__GIVEN EXERCISE__:
Write out all lines holding the word "text".

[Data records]
───
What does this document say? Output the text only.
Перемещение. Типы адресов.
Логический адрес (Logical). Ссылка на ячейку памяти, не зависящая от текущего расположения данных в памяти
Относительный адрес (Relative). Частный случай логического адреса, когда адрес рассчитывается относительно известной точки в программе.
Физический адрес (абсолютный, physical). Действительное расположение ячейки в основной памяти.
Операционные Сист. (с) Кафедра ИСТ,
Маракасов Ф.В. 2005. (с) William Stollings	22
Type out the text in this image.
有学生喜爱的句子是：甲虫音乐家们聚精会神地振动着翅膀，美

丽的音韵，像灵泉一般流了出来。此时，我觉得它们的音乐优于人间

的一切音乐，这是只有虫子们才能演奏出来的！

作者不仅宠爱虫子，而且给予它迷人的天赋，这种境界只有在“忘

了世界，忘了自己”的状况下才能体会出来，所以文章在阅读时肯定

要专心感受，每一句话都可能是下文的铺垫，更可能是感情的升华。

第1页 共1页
───
__FULL RESPONSE__:
What does this document say? Output the text only.
Type out the text in this image.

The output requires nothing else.